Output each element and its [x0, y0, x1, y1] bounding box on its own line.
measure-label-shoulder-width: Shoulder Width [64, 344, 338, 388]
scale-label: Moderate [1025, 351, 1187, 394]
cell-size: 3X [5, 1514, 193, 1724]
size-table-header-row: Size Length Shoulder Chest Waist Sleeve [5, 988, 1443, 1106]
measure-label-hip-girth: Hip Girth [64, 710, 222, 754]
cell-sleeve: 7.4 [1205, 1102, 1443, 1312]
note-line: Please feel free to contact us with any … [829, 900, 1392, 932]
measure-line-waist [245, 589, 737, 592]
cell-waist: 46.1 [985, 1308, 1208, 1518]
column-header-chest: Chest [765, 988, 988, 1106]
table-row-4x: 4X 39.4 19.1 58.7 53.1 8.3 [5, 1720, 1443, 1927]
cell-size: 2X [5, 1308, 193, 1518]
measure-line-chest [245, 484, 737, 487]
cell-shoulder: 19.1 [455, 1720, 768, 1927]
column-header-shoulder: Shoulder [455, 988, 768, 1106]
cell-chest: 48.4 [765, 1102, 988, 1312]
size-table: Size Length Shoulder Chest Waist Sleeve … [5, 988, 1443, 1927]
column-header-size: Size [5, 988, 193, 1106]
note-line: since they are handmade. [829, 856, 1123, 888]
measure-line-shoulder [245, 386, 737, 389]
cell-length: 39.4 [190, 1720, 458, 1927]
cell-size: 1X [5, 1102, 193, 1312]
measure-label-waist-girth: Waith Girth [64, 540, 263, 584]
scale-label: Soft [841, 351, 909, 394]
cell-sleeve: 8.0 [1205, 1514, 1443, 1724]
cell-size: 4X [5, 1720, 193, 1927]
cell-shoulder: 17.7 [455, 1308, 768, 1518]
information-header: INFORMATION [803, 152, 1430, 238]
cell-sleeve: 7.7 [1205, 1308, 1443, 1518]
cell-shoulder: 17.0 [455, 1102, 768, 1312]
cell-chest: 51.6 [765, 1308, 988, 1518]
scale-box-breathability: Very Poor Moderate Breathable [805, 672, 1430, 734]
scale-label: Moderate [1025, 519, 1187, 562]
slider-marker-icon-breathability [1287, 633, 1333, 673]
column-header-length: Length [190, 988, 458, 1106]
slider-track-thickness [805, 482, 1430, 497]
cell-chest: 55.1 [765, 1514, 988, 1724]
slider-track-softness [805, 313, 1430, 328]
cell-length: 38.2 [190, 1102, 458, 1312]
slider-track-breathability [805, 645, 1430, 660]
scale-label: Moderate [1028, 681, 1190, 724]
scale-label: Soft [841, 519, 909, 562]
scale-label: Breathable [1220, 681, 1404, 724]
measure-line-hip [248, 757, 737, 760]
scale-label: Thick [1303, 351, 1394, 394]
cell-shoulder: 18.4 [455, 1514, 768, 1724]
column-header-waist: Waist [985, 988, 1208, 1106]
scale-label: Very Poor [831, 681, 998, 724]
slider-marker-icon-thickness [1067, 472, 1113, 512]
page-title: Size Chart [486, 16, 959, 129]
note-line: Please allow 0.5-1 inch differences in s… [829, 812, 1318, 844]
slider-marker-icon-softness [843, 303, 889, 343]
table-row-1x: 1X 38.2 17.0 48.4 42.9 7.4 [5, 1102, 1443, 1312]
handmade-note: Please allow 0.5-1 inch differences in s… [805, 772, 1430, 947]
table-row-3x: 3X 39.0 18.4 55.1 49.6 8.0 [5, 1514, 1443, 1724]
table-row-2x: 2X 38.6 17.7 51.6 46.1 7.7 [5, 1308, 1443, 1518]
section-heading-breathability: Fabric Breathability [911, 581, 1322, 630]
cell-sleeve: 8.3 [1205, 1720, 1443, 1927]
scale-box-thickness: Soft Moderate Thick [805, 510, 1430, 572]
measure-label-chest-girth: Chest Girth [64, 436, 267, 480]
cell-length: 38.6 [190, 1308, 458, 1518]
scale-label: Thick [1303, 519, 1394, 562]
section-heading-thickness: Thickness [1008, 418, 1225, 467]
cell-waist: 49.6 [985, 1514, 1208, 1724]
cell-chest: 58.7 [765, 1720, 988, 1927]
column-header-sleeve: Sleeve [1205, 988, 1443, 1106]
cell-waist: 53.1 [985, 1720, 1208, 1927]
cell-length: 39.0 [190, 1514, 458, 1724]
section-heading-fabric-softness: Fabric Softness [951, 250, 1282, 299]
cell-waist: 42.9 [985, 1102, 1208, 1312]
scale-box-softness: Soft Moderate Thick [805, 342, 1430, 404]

▸ Task description: Lay out every line of the records above as a Markdown table with two columns, Row and Line. Number the rows and leave out any blank lines.

▸ Solution for this problem:
| Row | Line |
|---|---|
| 1 | Output each element and its [x0, y0, x1, y1] bounding box on its own line. |
| 2 | measure-label-shoulder-width: Shoulder Width [64, 344, 338, 388] |
| 3 | scale-label: Moderate [1025, 351, 1187, 394] |
| 4 | cell-size: 3X [5, 1514, 193, 1724] |
| 5 | size-table-header-row: Size Length Shoulder Chest Waist Sleeve [5, 988, 1443, 1106] |
| 6 | measure-label-hip-girth: Hip Girth [64, 710, 222, 754] |
| 7 | cell-sleeve: 7.4 [1205, 1102, 1443, 1312] |
| 8 | note-line: Please feel free to contact us with any … [829, 900, 1392, 932] |
| 9 | measure-line-waist [245, 589, 737, 592] |
| 10 | cell-waist: 46.1 [985, 1308, 1208, 1518] |
| 11 | column-header-chest: Chest [765, 988, 988, 1106] |
| 12 | table-row-4x: 4X 39.4 19.1 58.7 53.1 8.3 [5, 1720, 1443, 1927] |
| 13 | cell-size: 2X [5, 1308, 193, 1518] |
| 14 | measure-line-chest [245, 484, 737, 487] |
| 15 | cell-shoulder: 19.1 [455, 1720, 768, 1927] |
| 16 | column-header-shoulder: Shoulder [455, 988, 768, 1106] |
| 17 | cell-chest: 48.4 [765, 1102, 988, 1312] |
| 18 | size-table: Size Length Shoulder Chest Waist Sleeve … [5, 988, 1443, 1927] |
| 19 | column-header-size: Size [5, 988, 193, 1106] |
| 20 | note-line: since they are handmade. [829, 856, 1123, 888] |
| 21 | measure-line-shoulder [245, 386, 737, 389] |
| 22 | cell-length: 39.4 [190, 1720, 458, 1927] |
| 23 | cell-size: 1X [5, 1102, 193, 1312] |
| 24 | measure-label-waist-girth: Waith Girth [64, 540, 263, 584] |
| 25 | scale-label: Soft [841, 351, 909, 394] |
| 26 | cell-sleeve: 8.0 [1205, 1514, 1443, 1724] |
| 27 | cell-size: 4X [5, 1720, 193, 1927] |
| 28 | cell-shoulder: 17.7 [455, 1308, 768, 1518] |
| 29 | information-header: INFORMATION [803, 152, 1430, 238] |
| 30 | cell-sleeve: 7.7 [1205, 1308, 1443, 1518] |
| 31 | cell-shoulder: 17.0 [455, 1102, 768, 1312] |
| 32 | cell-chest: 51.6 [765, 1308, 988, 1518] |
| 33 | scale-box-breathability: Very Poor Moderate Breathable [805, 672, 1430, 734] |
| 34 | scale-label: Moderate [1025, 519, 1187, 562] |
| 35 | slider-marker-icon-breathability [1287, 633, 1333, 673] |
| 36 | column-header-length: Length [190, 988, 458, 1106] |
| 37 | slider-track-thickness [805, 482, 1430, 497] |
| 38 | cell-chest: 55.1 [765, 1514, 988, 1724] |
| 39 | slider-track-softness [805, 313, 1430, 328] |
| 40 | cell-length: 38.2 [190, 1102, 458, 1312] |
| 41 | slider-track-breathability [805, 645, 1430, 660] |
| 42 | scale-label: Moderate [1028, 681, 1190, 724] |
| 43 | scale-label: Soft [841, 519, 909, 562] |
| 44 | scale-label: Breathable [1220, 681, 1404, 724] |
| 45 | measure-line-hip [248, 757, 737, 760] |
| 46 | scale-label: Thick [1303, 351, 1394, 394] |
| 47 | cell-shoulder: 18.4 [455, 1514, 768, 1724] |
| 48 | column-header-waist: Waist [985, 988, 1208, 1106] |
| 49 | scale-label: Very Poor [831, 681, 998, 724] |
| 50 | slider-marker-icon-thickness [1067, 472, 1113, 512] |
| 51 | page-title: Size Chart [486, 16, 959, 129] |
| 52 | note-line: Please allow 0.5-1 inch differences in s… [829, 812, 1318, 844] |
| 53 | slider-marker-icon-softness [843, 303, 889, 343] |
| 54 | table-row-1x: 1X 38.2 17.0 48.4 42.9 7.4 [5, 1102, 1443, 1312] |
| 55 | handmade-note: Please allow 0.5-1 inch differences in s… [805, 772, 1430, 947] |
| 56 | table-row-3x: 3X 39.0 18.4 55.1 49.6 8.0 [5, 1514, 1443, 1724] |
| 57 | table-row-2x: 2X 38.6 17.7 51.6 46.1 7.7 [5, 1308, 1443, 1518] |
| 58 | section-heading-breathability: Fabric Breathability [911, 581, 1322, 630] |
| 59 | cell-sleeve: 8.3 [1205, 1720, 1443, 1927] |
| 60 | scale-box-thickness: Soft Moderate Thick [805, 510, 1430, 572] |
| 61 | measure-label-chest-girth: Chest Girth [64, 436, 267, 480] |
| 62 | cell-length: 38.6 [190, 1308, 458, 1518] |
| 63 | scale-label: Thick [1303, 519, 1394, 562] |
| 64 | section-heading-thickness: Thickness [1008, 418, 1225, 467] |
| 65 | cell-waist: 49.6 [985, 1514, 1208, 1724] |
| 66 | cell-chest: 58.7 [765, 1720, 988, 1927] |
| 67 | column-header-sleeve: Sleeve [1205, 988, 1443, 1106] |
| 68 | cell-waist: 53.1 [985, 1720, 1208, 1927] |
| 69 | cell-length: 39.0 [190, 1514, 458, 1724] |
| 70 | section-heading-fabric-softness: Fabric Softness [951, 250, 1282, 299] |
| 71 | cell-waist: 42.9 [985, 1102, 1208, 1312] |
| 72 | scale-box-softness: Soft Moderate Thick [805, 342, 1430, 404] |